- Exercise requirements -
Take down each entry exactly as written.

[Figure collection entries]
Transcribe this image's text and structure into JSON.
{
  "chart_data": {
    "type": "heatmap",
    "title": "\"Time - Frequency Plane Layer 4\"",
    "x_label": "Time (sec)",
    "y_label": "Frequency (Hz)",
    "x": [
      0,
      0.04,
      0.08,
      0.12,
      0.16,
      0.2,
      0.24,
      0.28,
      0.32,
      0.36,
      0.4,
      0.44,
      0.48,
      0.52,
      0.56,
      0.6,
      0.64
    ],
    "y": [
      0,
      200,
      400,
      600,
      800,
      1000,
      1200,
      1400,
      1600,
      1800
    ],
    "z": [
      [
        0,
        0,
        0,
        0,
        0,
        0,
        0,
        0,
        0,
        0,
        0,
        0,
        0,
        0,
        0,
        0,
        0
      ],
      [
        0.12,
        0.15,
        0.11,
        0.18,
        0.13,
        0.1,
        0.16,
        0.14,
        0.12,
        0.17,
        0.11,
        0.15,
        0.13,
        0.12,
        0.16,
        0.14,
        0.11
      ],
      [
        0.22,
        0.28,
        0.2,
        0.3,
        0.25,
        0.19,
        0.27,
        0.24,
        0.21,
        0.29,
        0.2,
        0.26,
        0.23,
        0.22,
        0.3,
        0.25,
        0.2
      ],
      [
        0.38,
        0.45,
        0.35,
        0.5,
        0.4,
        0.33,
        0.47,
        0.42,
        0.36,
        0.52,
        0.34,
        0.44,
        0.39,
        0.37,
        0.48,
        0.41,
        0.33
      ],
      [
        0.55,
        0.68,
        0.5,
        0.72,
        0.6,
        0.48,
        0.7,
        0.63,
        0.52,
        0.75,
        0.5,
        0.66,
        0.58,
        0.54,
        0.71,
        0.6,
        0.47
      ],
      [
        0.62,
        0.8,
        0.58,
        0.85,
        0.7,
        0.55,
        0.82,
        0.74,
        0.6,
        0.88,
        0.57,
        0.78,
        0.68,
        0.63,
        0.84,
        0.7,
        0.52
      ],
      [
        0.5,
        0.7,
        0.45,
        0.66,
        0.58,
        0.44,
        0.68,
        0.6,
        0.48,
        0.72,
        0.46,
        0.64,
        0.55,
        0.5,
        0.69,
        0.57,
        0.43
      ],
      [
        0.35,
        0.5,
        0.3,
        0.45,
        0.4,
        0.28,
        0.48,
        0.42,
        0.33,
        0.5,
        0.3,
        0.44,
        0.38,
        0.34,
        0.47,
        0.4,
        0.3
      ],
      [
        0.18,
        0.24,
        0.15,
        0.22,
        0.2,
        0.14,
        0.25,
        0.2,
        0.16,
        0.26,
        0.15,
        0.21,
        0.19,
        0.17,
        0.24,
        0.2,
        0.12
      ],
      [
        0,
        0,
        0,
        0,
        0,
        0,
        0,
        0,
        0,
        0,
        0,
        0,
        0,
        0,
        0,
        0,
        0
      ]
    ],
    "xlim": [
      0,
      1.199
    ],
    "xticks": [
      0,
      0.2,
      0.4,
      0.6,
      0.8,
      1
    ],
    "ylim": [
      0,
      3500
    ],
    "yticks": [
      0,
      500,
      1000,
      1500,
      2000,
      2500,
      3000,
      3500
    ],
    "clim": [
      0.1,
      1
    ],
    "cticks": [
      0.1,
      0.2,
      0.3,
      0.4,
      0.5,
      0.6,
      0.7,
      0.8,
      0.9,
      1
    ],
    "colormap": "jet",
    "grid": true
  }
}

- Response to the task -
Transcribe this image's text and structure into JSON.
{
  "chart_data": {
    "type": "heatmap",
    "title": "\"Time - Frequency Plane Layer 4\"",
    "x_label": "Time (sec)",
    "y_label": "Frequency (Hz)",
    "x": [
      0,
      0.04,
      0.08,
      0.12,
      0.16,
      0.2,
      0.24,
      0.28,
      0.32,
      0.36,
      0.4,
      0.44,
      0.48,
      0.52,
      0.56,
      0.6,
      0.64
    ],
    "y": [
      0,
      200,
      400,
      600,
      800,
      1000,
      1200,
      1400,
      1600,
      1800
    ],
    "z": [
      [
        0,
        0,
        0,
        0,
        0,
        0,
        0,
        0,
        0,
        0,
        0,
        0,
        0,
        0,
        0,
        0,
        0
      ],
      [
        0.12,
        0.15,
        0.11,
        0.18,
        0.13,
        0.1,
        0.16,
        0.14,
        0.12,
        0.17,
        0.11,
        0.15,
        0.13,
        0.12,
        0.16,
        0.14,
        0.11
      ],
      [
        0.22,
        0.28,
        0.2,
        0.3,
        0.25,
        0.19,
        0.27,
        0.24,
        0.21,
        0.29,
        0.2,
        0.26,
        0.23,
        0.22,
        0.3,
        0.25,
        0.2
      ],
      [
        0.38,
        0.45,
        0.35,
        0.5,
        0.4,
        0.33,
        0.47,
        0.42,
        0.36,
        0.52,
        0.34,
        0.44,
        0.39,
        0.37,
        0.48,
        0.41,
        0.33
      ],
      [
        0.55,
        0.68,
        0.5,
        0.72,
        0.6,
        0.48,
        0.7,
        0.63,
        0.52,
        0.75,
        0.5,
        0.66,
        0.58,
        0.54,
        0.71,
        0.6,
        0.47
      ],
      [
        0.62,
        0.8,
        0.58,
        0.85,
        0.7,
        0.55,
        0.82,
        0.74,
        0.6,
        0.88,
        0.57,
        0.78,
        0.68,
        0.63,
        0.84,
        0.7,
        0.52
      ],
      [
        0.5,
        0.7,
        0.45,
        0.66,
        0.58,
        0.44,
        0.68,
        0.6,
        0.48,
        0.72,
        0.46,
        0.64,
        0.55,
        0.5,
        0.69,
        0.57,
        0.43
      ],
      [
        0.35,
        0.5,
        0.3,
        0.45,
        0.4,
        0.28,
        0.48,
        0.42,
        0.33,
        0.5,
        0.3,
        0.44,
        0.38,
        0.34,
        0.47,
        0.4,
        0.3
      ],
      [
        0.18,
        0.24,
        0.15,
        0.22,
        0.2,
        0.14,
        0.25,
        0.2,
        0.16,
        0.26,
        0.15,
        0.21,
        0.19,
        0.17,
        0.24,
        0.2,
        0.12
      ],
      [
        0,
        0,
        0,
        0,
        0,
        0,
        0,
        0,
        0,
        0,
        0,
        0,
        0,
        0,
        0,
        0,
        0
      ]
    ],
    "xlim": [
      0,
      1.199
    ],
    "xticks": [
      0,
      0.2,
      0.4,
      0.6,
      0.8,
      1
    ],
    "ylim": [
      0,
      3500
    ],
    "yticks": [
      0,
      500,
      1000,
      1500,
      2000,
      2500,
      3000,
      3500
    ],
    "clim": [
      0.1,
      1
    ],
    "cticks": [
      0.1,
      0.2,
      0.3,
      0.4,
      0.5,
      0.6,
      0.7,
      0.8,
      0.9,
      1
    ],
    "colormap": "jet",
    "grid": true
  }
}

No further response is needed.